Written task
Gather every line from the entries below that includes "this".

Recorded data:
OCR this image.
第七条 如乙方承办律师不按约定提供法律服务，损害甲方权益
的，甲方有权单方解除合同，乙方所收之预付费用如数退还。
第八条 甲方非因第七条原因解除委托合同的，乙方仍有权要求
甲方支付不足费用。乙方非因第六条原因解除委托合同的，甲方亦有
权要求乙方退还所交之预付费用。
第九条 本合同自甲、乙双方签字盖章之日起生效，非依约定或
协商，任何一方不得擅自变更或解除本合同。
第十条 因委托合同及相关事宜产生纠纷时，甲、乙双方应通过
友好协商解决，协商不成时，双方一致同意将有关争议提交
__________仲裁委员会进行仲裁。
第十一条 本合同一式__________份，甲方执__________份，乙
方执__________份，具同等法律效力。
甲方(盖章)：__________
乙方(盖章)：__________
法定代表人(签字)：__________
* * *
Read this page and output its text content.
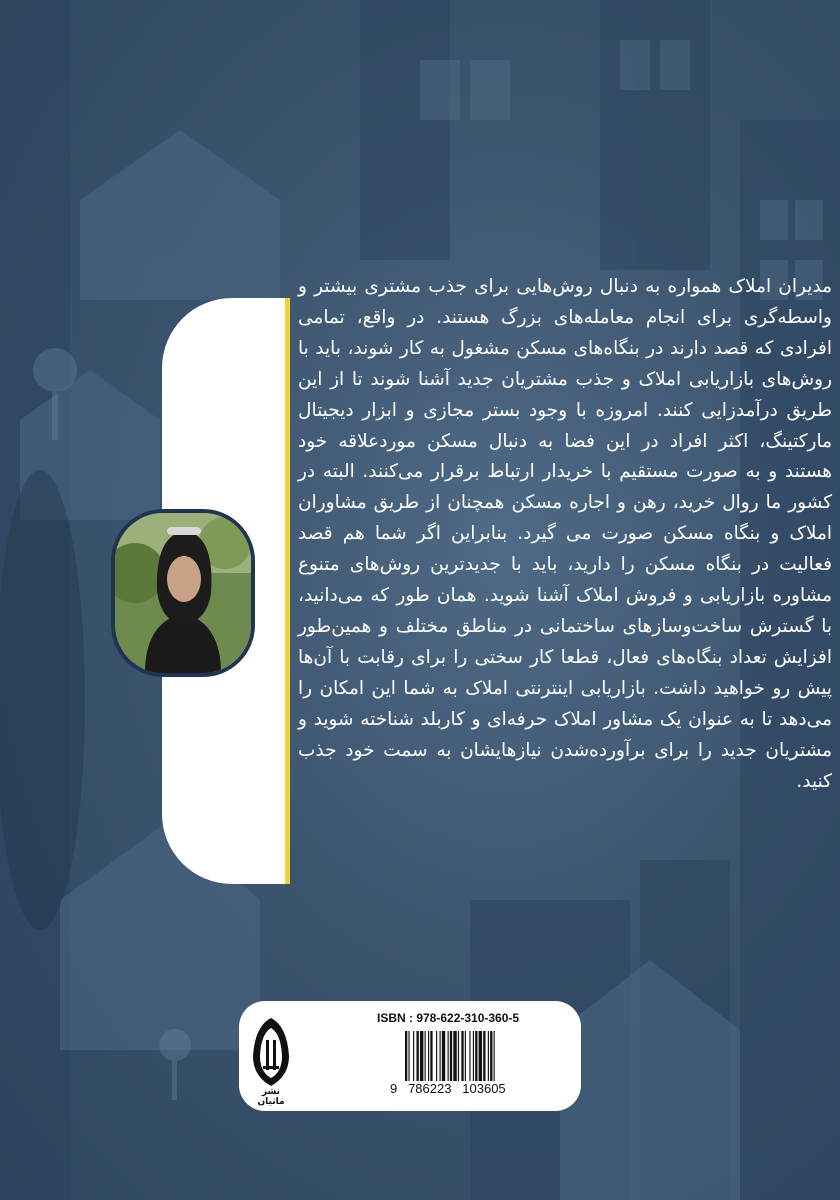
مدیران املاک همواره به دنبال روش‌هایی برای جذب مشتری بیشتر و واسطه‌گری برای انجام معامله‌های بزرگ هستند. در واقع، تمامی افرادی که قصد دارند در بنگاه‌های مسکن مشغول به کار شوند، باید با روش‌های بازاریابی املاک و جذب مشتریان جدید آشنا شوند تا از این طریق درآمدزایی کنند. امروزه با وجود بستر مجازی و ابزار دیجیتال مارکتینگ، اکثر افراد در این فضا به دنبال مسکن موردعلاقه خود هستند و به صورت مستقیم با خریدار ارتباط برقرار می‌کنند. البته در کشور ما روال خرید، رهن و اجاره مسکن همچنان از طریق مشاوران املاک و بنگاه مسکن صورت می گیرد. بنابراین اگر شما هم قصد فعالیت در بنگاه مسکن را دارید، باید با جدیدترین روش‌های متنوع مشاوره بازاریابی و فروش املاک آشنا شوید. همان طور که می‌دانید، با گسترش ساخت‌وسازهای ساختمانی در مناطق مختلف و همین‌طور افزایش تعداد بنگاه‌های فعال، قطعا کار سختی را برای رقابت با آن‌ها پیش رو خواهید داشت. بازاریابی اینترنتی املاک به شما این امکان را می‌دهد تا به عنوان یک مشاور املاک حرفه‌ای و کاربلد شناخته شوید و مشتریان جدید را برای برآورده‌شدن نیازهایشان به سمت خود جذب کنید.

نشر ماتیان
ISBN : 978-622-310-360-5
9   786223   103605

Reply to the task
OCR this image.
Read this page and output its text content.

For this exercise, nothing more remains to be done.